AIM OF THE TASK: Return every line of the entries that includes the word "Plastic".
........
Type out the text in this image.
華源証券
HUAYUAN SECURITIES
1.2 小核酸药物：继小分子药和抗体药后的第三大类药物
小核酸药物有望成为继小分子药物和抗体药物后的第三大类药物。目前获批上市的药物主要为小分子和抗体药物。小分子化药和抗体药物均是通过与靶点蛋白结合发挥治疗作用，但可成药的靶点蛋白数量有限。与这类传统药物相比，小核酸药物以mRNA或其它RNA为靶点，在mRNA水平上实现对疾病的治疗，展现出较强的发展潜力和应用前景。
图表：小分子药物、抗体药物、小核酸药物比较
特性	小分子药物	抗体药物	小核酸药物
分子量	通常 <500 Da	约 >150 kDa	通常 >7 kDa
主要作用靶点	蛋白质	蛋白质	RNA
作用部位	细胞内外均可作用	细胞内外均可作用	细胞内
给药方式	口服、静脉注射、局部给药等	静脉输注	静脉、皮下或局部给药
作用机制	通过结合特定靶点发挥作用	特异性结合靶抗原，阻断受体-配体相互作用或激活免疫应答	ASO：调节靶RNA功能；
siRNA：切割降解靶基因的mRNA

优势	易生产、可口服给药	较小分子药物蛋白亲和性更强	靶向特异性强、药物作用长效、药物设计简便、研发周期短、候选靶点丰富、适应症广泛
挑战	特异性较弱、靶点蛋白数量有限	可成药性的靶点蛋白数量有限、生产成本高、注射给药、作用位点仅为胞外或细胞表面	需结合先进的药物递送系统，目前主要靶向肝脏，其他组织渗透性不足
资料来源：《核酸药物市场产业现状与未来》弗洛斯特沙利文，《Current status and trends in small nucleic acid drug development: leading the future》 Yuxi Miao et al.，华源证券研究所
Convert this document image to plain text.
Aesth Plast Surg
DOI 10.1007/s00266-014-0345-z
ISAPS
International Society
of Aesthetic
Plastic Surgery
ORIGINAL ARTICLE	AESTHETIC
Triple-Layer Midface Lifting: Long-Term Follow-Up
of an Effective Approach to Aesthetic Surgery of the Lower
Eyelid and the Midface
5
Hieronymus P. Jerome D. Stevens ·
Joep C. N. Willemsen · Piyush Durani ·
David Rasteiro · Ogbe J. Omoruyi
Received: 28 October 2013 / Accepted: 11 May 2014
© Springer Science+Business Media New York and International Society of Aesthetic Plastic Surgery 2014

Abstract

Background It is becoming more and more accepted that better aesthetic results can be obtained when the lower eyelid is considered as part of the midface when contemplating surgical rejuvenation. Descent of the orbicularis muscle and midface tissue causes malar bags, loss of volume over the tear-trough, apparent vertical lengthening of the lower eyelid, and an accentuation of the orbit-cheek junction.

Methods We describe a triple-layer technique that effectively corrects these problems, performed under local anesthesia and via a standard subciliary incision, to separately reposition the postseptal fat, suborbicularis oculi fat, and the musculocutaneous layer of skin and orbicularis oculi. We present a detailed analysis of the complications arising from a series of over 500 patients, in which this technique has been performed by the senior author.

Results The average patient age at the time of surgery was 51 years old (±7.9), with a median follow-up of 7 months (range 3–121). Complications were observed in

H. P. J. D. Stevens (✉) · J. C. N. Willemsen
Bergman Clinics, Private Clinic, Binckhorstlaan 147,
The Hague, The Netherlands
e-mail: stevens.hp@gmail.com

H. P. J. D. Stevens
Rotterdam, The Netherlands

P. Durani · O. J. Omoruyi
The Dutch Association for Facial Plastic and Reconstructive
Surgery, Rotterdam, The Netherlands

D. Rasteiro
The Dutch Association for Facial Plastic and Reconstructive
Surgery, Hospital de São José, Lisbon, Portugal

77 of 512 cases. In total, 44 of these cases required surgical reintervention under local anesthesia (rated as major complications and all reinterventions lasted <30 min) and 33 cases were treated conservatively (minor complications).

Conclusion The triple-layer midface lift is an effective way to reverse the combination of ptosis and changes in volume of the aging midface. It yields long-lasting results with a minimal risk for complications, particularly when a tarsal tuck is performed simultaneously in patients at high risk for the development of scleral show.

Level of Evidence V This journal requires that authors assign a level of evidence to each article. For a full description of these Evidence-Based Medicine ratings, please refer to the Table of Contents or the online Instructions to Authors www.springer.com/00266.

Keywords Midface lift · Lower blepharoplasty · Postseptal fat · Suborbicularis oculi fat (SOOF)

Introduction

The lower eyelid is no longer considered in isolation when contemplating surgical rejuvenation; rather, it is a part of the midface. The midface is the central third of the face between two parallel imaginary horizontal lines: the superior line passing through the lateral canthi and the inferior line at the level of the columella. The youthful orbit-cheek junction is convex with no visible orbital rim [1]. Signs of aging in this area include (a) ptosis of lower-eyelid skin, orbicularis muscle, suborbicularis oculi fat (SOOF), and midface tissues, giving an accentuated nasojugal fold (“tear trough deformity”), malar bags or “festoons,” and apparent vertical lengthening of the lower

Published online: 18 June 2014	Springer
........
RESPONSE TO THIS EXERCISE:
Plastic Surgery
© Springer Science+Business Media New York and International Society of Aesthetic Plastic Surgery 2014
The Dutch Association for Facial Plastic and Reconstructive
The Dutch Association for Facial Plastic and Reconstructive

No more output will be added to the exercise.